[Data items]
+---+
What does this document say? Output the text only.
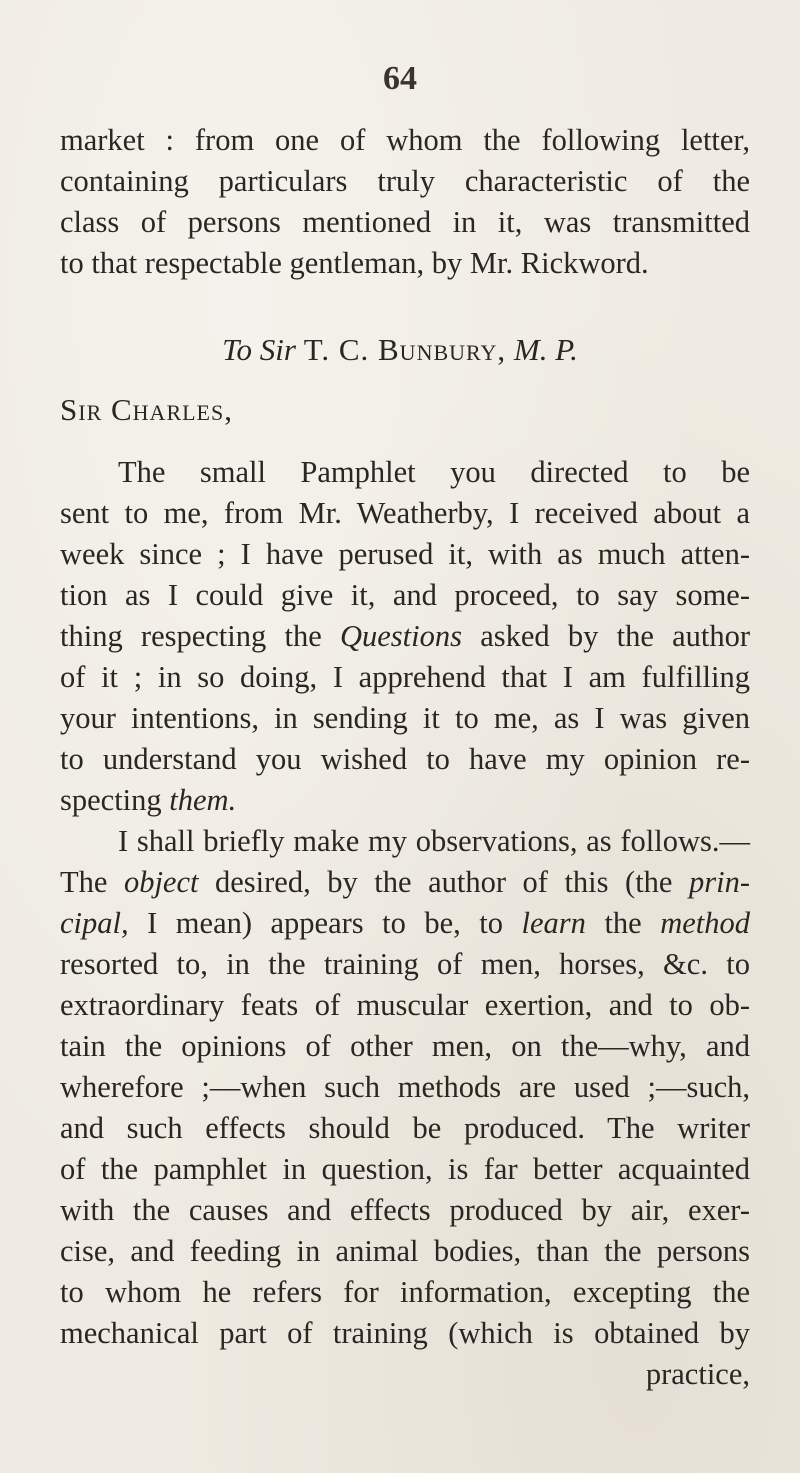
64
market : from one of whom the following letter,
containing particulars truly characteristic of the
class of persons mentioned in it, was transmitted
to that respectable gentleman, by Mr. Rickword.
To Sir T. C. Bunbury, M. P.
Sir Charles,
The small Pamphlet you directed to be
sent to me, from Mr. Weatherby, I received about a
week since ; I have perused it, with as much atten-
tion as I could give it, and proceed, to say some-
thing respecting the Questions asked by the author
of it ; in so doing, I apprehend that I am fulfilling
your intentions, in sending it to me, as I was given
to understand you wished to have my opinion re-
specting them.
I shall briefly make my observations, as follows.—
The object desired, by the author of this (the prin-
cipal, I mean) appears to be, to learn the method
resorted to, in the training of men, horses, &c. to
extraordinary feats of muscular exertion, and to ob-
tain the opinions of other men, on the—why, and
wherefore ;—when such methods are used ;—such,
and such effects should be produced. The writer
of the pamphlet in question, is far better acquainted
with the causes and effects produced by air, exer-
cise, and feeding in animal bodies, than the persons
to whom he refers for information, excepting the
mechanical part of training (which is obtained by
practice,
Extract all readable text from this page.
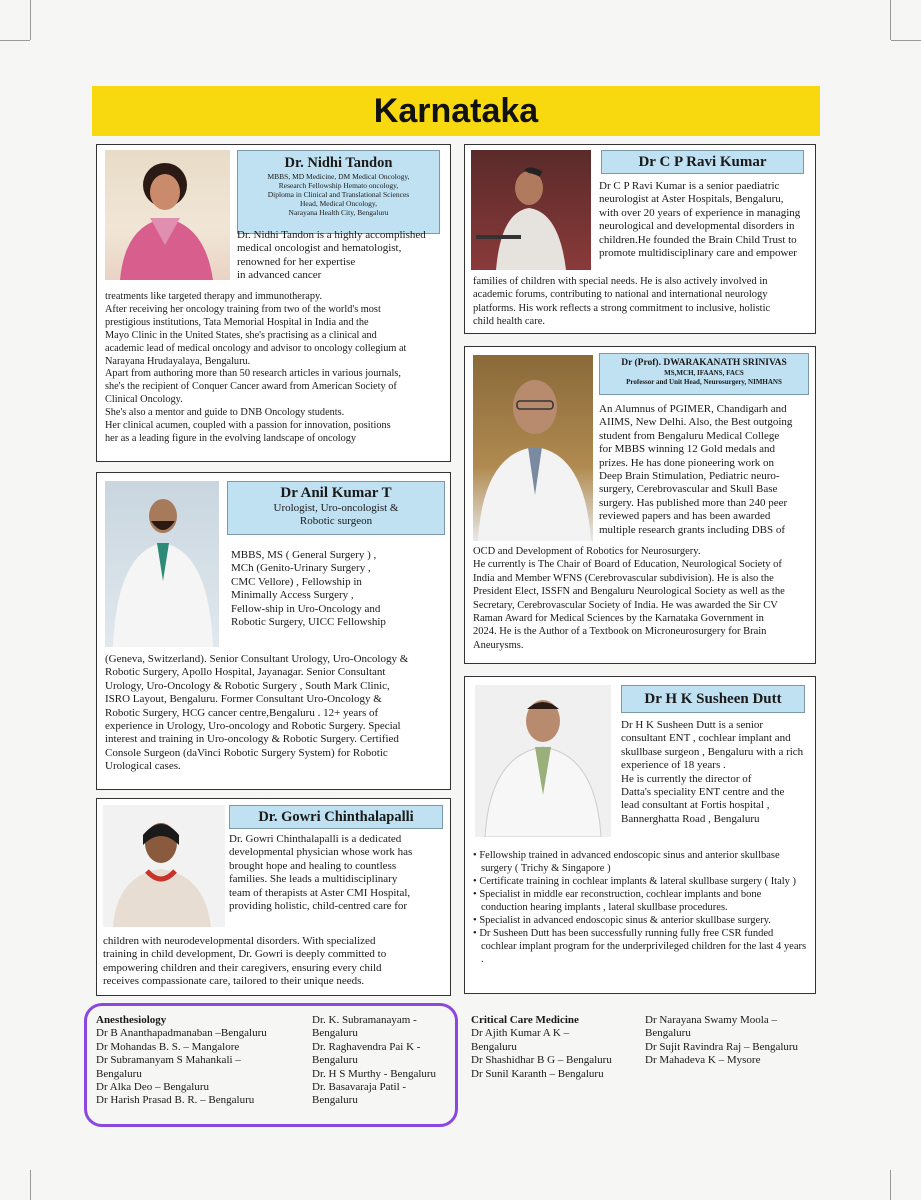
Karnataka
Dr. Nidhi Tandon
MBBS, MD Medicine, DM Medical Oncology,
Research Fellowship Hemato oncology,
Diploma in Clinical and Translational Sciences
Head, Medical Oncology,
Narayana Health City, Bengaluru
Dr. Nidhi Tandon is a highly accomplished
medical oncologist and hematologist,
renowned for her expertise
in advanced cancer
treatments like targeted therapy and immunotherapy.
After receiving her oncology training from two of the world's most
prestigious institutions, Tata Memorial Hospital in India and the
Mayo Clinic in the United States, she's practising as a clinical and
academic lead of medical oncology and advisor to oncology collegium at
Narayana Hrudayalaya, Bengaluru.
Apart from authoring more than 50 research articles in various journals,
she's the recipient of Conquer Cancer award from American Society of
Clinical Oncology.
She's also a mentor and guide to DNB Oncology students.
Her clinical acumen, coupled with a passion for innovation, positions
her as a leading figure in the evolving landscape of oncology
Dr C P Ravi Kumar
Dr C P Ravi Kumar is a senior paediatric
neurologist at Aster Hospitals, Bengaluru,
with over 20 years of experience in managing
neurological and developmental disorders in
children.He founded the Brain Child Trust to
promote multidisciplinary care and empower
families of children with special needs. He is also actively involved in
academic forums, contributing to national and international neurology
platforms. His work reflects a strong commitment to inclusive, holistic
child health care.
Dr (Prof). DWARAKANATH SRINIVAS
MS,MCH, IFAANS, FACS
Professor and Unit Head, Neurosurgery, NIMHANS
An Alumnus of PGIMER, Chandigarh and
AIIMS, New Delhi. Also, the Best outgoing
student from Bengaluru Medical College
for MBBS winning 12 Gold medals and
prizes. He has done pioneering work on
Deep Brain Stimulation, Pediatric neuro-
surgery, Cerebrovascular and Skull Base
surgery. Has published more than 240 peer
reviewed papers and has been awarded
multiple research grants including DBS of
OCD and Development of Robotics for Neurosurgery.
He currently is The Chair of Board of Education, Neurological Society of
India and Member WFNS (Cerebrovascular subdivision). He is also the
President Elect, ISSFN and Bengaluru Neurological Society as well as the
Secretary, Cerebrovascular Society of India. He was awarded the Sir CV
Raman Award for Medical Sciences by the Karnataka Government in
2024. He is the Author of a Textbook on Microneurosurgery for Brain
Aneurysms.
Dr Anil Kumar T
Urologist, Uro-oncologist &
Robotic surgeon
MBBS, MS ( General Surgery ) ,
MCh (Genito-Urinary Surgery ,
CMC Vellore) , Fellowship in
Minimally Access Surgery ,
Fellow-ship in Uro-Oncology and
Robotic Surgery, UICC Fellowship
(Geneva, Switzerland). Senior Consultant Urology, Uro-Oncology &
Robotic Surgery, Apollo Hospital, Jayanagar. Senior Consultant
Urology, Uro-Oncology & Robotic Surgery , South Mark Clinic,
ISRO Layout, Bengaluru. Former Consultant Uro-Oncology &
Robotic Surgery, HCG cancer centre,Bengaluru . 12+ years of
experience in Urology, Uro-oncology and Robotic Surgery. Special
interest and training in Uro-oncology & Robotic Surgery. Certified
Console Surgeon (daVinci Robotic Surgery System) for Robotic
Urological cases.
Dr H K Susheen Dutt
Dr H K Susheen Dutt is a senior
consultant ENT , cochlear implant and
skullbase surgeon , Bengaluru with a rich
experience of 18 years .
He is currently the director of
Datta's speciality ENT centre and the
lead consultant at Fortis hospital ,
Bannerghatta Road , Bengaluru
• Fellowship trained in advanced endoscopic sinus and anterior skullbase surgery ( Trichy & Singapore )
• Certificate training in cochlear implants & lateral skullbase surgery ( Italy )
• Specialist in middle ear reconstruction, cochlear implants and bone conduction hearing implants , lateral skullbase procedures.
• Specialist in advanced endoscopic sinus & anterior skullbase surgery.
• Dr Susheen Dutt has been successfully running fully free CSR funded cochlear implant program for the underprivileged children for the last 4 years .
Dr. Gowri Chinthalapalli
Dr. Gowri Chinthalapalli is a dedicated
developmental physician whose work has
brought hope and healing to countless
families. She leads a multidisciplinary
team of therapists at Aster CMI Hospital,
providing holistic, child-centred care for
children with neurodevelopmental disorders. With specialized
training in child development, Dr. Gowri is deeply committed to
empowering children and their caregivers, ensuring every child
receives compassionate care, tailored to their unique needs.
Anesthesiology
Dr B Ananthapadmanaban –Bengaluru
Dr Mohandas B. S. – Mangalore
Dr Subramanyam S Mahankali –
Bengaluru
Dr Alka Deo – Bengaluru
Dr Harish Prasad B. R. – Bengaluru
Dr. K. Subramanayam -
Bengaluru
Dr. Raghavendra Pai K -
Bengaluru
Dr. H S Murthy - Bengaluru
Dr. Basavaraja Patil -
Bengaluru
Critical Care Medicine
Dr Ajith Kumar A K –
Bengaluru
Dr Shashidhar B G – Bengaluru
Dr Sunil Karanth – Bengaluru
Dr Narayana Swamy Moola –
Bengaluru
Dr Sujit Ravindra Raj – Bengaluru
Dr Mahadeva K – Mysore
+---+
Pull out every line of the records that includes the string "such".

wherefore ;—when such methods are used ;—such,
and such effects should be produced. The writer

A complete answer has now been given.